::: Given records
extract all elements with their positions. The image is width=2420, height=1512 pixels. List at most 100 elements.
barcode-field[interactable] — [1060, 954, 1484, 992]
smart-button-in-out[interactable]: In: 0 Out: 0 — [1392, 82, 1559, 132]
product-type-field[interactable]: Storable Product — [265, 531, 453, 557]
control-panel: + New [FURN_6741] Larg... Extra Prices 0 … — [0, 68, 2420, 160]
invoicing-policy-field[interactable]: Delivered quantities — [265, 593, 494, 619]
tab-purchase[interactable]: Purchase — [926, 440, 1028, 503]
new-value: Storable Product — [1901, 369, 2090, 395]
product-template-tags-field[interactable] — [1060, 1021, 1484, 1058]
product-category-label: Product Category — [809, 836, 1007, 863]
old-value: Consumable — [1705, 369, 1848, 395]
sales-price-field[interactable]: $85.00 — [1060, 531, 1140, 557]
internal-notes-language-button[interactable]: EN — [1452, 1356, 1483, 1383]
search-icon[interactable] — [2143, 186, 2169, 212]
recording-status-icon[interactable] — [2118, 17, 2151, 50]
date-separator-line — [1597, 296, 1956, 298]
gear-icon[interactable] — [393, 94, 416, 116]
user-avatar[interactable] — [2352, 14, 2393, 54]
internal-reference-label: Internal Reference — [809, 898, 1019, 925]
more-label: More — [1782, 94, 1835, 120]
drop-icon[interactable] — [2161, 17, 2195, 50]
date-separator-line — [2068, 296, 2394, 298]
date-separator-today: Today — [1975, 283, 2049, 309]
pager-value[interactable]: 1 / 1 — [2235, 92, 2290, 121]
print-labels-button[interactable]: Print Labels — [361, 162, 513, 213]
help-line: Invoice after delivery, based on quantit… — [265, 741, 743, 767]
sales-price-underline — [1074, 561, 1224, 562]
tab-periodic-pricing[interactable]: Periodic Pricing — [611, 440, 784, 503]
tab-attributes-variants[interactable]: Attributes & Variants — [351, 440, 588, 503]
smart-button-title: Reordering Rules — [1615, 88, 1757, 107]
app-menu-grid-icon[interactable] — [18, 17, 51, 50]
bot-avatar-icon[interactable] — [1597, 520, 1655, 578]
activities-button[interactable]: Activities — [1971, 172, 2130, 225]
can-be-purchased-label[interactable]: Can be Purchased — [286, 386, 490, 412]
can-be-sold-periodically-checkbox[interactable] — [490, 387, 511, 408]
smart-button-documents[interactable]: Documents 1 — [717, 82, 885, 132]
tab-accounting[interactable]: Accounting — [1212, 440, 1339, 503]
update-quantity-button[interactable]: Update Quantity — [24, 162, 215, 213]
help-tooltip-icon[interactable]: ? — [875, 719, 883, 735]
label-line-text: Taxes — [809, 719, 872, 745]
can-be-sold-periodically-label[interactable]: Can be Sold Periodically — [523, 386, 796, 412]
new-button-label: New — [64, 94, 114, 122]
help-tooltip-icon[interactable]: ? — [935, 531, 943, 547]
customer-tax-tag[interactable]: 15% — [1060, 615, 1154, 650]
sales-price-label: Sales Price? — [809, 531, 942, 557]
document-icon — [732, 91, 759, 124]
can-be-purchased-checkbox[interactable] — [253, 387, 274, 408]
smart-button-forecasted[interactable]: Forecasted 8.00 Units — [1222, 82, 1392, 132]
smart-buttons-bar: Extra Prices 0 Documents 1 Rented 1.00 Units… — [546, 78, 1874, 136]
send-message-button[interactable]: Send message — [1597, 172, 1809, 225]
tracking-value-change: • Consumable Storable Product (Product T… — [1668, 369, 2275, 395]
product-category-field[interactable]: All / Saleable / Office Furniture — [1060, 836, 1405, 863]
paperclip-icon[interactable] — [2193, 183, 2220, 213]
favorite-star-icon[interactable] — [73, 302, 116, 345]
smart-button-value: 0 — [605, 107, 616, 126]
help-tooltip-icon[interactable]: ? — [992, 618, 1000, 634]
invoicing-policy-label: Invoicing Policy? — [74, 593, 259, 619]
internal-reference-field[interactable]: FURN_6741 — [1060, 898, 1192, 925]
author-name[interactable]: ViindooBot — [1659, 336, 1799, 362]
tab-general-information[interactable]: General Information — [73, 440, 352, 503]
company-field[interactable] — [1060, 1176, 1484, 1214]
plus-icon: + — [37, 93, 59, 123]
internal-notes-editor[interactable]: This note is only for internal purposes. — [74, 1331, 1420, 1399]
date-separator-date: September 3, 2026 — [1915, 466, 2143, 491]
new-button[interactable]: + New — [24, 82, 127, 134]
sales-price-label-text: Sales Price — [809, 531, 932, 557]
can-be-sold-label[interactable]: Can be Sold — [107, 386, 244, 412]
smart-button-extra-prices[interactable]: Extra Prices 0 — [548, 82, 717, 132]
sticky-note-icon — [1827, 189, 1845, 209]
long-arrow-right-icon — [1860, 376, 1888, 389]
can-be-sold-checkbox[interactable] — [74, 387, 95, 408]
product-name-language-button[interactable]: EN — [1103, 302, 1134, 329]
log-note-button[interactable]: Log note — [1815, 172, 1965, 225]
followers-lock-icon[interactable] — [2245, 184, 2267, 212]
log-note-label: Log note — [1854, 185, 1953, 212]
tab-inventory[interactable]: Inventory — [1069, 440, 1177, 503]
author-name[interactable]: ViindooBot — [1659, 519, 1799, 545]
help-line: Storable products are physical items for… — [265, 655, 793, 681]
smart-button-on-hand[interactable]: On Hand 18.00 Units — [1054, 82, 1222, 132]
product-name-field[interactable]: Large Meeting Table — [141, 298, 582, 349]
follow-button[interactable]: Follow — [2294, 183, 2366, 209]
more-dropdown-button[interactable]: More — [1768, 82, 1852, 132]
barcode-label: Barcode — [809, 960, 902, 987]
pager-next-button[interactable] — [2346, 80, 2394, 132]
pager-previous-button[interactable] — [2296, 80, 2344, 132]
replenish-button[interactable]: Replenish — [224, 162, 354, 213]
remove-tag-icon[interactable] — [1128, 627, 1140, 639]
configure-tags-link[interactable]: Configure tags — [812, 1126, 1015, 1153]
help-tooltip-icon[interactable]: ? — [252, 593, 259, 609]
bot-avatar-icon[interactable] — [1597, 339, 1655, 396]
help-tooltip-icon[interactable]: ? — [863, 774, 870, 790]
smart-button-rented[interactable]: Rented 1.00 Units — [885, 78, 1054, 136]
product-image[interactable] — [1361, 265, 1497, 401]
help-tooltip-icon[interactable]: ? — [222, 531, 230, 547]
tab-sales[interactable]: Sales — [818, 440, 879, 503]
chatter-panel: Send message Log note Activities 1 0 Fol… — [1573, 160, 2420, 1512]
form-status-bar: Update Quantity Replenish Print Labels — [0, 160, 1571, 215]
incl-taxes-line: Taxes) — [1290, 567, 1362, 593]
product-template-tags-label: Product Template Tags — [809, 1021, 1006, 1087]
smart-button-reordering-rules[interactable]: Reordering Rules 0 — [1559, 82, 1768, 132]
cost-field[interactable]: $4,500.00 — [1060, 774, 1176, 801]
::::::
— Task —
Copy all of the material above line for line, changing nothing.

— Task solution —
extract all elements with their positions. The image is width=2420, height=1512 pixels. List at most 100 elements.
barcode-field[interactable] — [1060, 954, 1484, 992]
smart-button-in-out[interactable]: In: 0 Out: 0 — [1392, 82, 1559, 132]
product-type-field[interactable]: Storable Product — [265, 531, 453, 557]
control-panel: + New [FURN_6741] Larg... Extra Prices 0 … — [0, 68, 2420, 160]
invoicing-policy-field[interactable]: Delivered quantities — [265, 593, 494, 619]
tab-purchase[interactable]: Purchase — [926, 440, 1028, 503]
new-value: Storable Product — [1901, 369, 2090, 395]
product-template-tags-field[interactable] — [1060, 1021, 1484, 1058]
product-category-label: Product Category — [809, 836, 1007, 863]
old-value: Consumable — [1705, 369, 1848, 395]
sales-price-field[interactable]: $85.00 — [1060, 531, 1140, 557]
internal-notes-language-button[interactable]: EN — [1452, 1356, 1483, 1383]
search-icon[interactable] — [2143, 186, 2169, 212]
recording-status-icon[interactable] — [2118, 17, 2151, 50]
date-separator-line — [1597, 296, 1956, 298]
gear-icon[interactable] — [393, 94, 416, 116]
user-avatar[interactable] — [2352, 14, 2393, 54]
internal-reference-label: Internal Reference — [809, 898, 1019, 925]
more-label: More — [1782, 94, 1835, 120]
drop-icon[interactable] — [2161, 17, 2195, 50]
date-separator-line — [2068, 296, 2394, 298]
date-separator-today: Today — [1975, 283, 2049, 309]
pager-value[interactable]: 1 / 1 — [2235, 92, 2290, 121]
print-labels-button[interactable]: Print Labels — [361, 162, 513, 213]
help-line: Invoice after delivery, based on quantit… — [265, 741, 743, 767]
sales-price-underline — [1074, 561, 1224, 562]
tab-periodic-pricing[interactable]: Periodic Pricing — [611, 440, 784, 503]
tab-attributes-variants[interactable]: Attributes & Variants — [351, 440, 588, 503]
smart-button-title: Reordering Rules — [1615, 88, 1757, 107]
app-menu-grid-icon[interactable] — [18, 17, 51, 50]
bot-avatar-icon[interactable] — [1597, 520, 1655, 578]
activities-button[interactable]: Activities — [1971, 172, 2130, 225]
can-be-purchased-label[interactable]: Can be Purchased — [286, 386, 490, 412]
can-be-sold-periodically-checkbox[interactable] — [490, 387, 511, 408]
smart-button-documents[interactable]: Documents 1 — [717, 82, 885, 132]
tab-accounting[interactable]: Accounting — [1212, 440, 1339, 503]
update-quantity-button[interactable]: Update Quantity — [24, 162, 215, 213]
help-tooltip-icon[interactable]: ? — [875, 719, 883, 735]
label-line-text: Taxes — [809, 719, 872, 745]
can-be-sold-periodically-label[interactable]: Can be Sold Periodically — [523, 386, 796, 412]
new-button-label: New — [64, 94, 114, 122]
help-tooltip-icon[interactable]: ? — [935, 531, 943, 547]
customer-tax-tag[interactable]: 15% — [1060, 615, 1154, 650]
sales-price-label: Sales Price? — [809, 531, 942, 557]
document-icon — [732, 91, 759, 124]
can-be-purchased-checkbox[interactable] — [253, 387, 274, 408]
smart-button-forecasted[interactable]: Forecasted 8.00 Units — [1222, 82, 1392, 132]
smart-buttons-bar: Extra Prices 0 Documents 1 Rented 1.00 Units… — [546, 78, 1874, 136]
send-message-button[interactable]: Send message — [1597, 172, 1809, 225]
tracking-value-change: • Consumable Storable Product (Product T… — [1668, 369, 2275, 395]
product-category-field[interactable]: All / Saleable / Office Furniture — [1060, 836, 1405, 863]
paperclip-icon[interactable] — [2193, 183, 2220, 213]
favorite-star-icon[interactable] — [73, 302, 116, 345]
smart-button-value: 0 — [605, 107, 616, 126]
help-tooltip-icon[interactable]: ? — [992, 618, 1000, 634]
invoicing-policy-label: Invoicing Policy? — [74, 593, 259, 619]
internal-reference-field[interactable]: FURN_6741 — [1060, 898, 1192, 925]
author-name[interactable]: ViindooBot — [1659, 336, 1799, 362]
tab-general-information[interactable]: General Information — [73, 440, 352, 503]
company-field[interactable] — [1060, 1176, 1484, 1214]
plus-icon: + — [37, 93, 59, 123]
internal-notes-editor[interactable]: This note is only for internal purposes. — [74, 1331, 1420, 1399]
date-separator-date: September 3, 2026 — [1915, 466, 2143, 491]
new-button[interactable]: + New — [24, 82, 127, 134]
sales-price-label-text: Sales Price — [809, 531, 932, 557]
can-be-sold-label[interactable]: Can be Sold — [107, 386, 244, 412]
smart-button-extra-prices[interactable]: Extra Prices 0 — [548, 82, 717, 132]
sticky-note-icon — [1827, 189, 1845, 209]
long-arrow-right-icon — [1860, 376, 1888, 389]
can-be-sold-checkbox[interactable] — [74, 387, 95, 408]
product-name-language-button[interactable]: EN — [1103, 302, 1134, 329]
log-note-button[interactable]: Log note — [1815, 172, 1965, 225]
followers-lock-icon[interactable] — [2245, 184, 2267, 212]
log-note-label: Log note — [1854, 185, 1953, 212]
tab-inventory[interactable]: Inventory — [1069, 440, 1177, 503]
author-name[interactable]: ViindooBot — [1659, 519, 1799, 545]
help-line: Storable products are physical items for… — [265, 655, 793, 681]
smart-button-on-hand[interactable]: On Hand 18.00 Units — [1054, 82, 1222, 132]
product-name-field[interactable]: Large Meeting Table — [141, 298, 582, 349]
follow-button[interactable]: Follow — [2294, 183, 2366, 209]
more-dropdown-button[interactable]: More — [1768, 82, 1852, 132]
barcode-label: Barcode — [809, 960, 902, 987]
pager-next-button[interactable] — [2346, 80, 2394, 132]
pager-previous-button[interactable] — [2296, 80, 2344, 132]
replenish-button[interactable]: Replenish — [224, 162, 354, 213]
remove-tag-icon[interactable] — [1128, 627, 1140, 639]
configure-tags-link[interactable]: Configure tags — [812, 1126, 1015, 1153]
help-tooltip-icon[interactable]: ? — [252, 593, 259, 609]
bot-avatar-icon[interactable] — [1597, 339, 1655, 396]
help-tooltip-icon[interactable]: ? — [863, 774, 870, 790]
smart-button-rented[interactable]: Rented 1.00 Units — [885, 78, 1054, 136]
product-image[interactable] — [1361, 265, 1497, 401]
help-tooltip-icon[interactable]: ? — [222, 531, 230, 547]
tab-sales[interactable]: Sales — [818, 440, 879, 503]
chatter-panel: Send message Log note Activities 1 0 Fol… — [1573, 160, 2420, 1512]
form-status-bar: Update Quantity Replenish Print Labels — [0, 160, 1571, 215]
incl-taxes-line: Taxes) — [1290, 567, 1362, 593]
product-template-tags-label: Product Template Tags — [809, 1021, 1006, 1087]
smart-button-reordering-rules[interactable]: Reordering Rules 0 — [1559, 82, 1768, 132]
cost-field[interactable]: $4,500.00 — [1060, 774, 1176, 801]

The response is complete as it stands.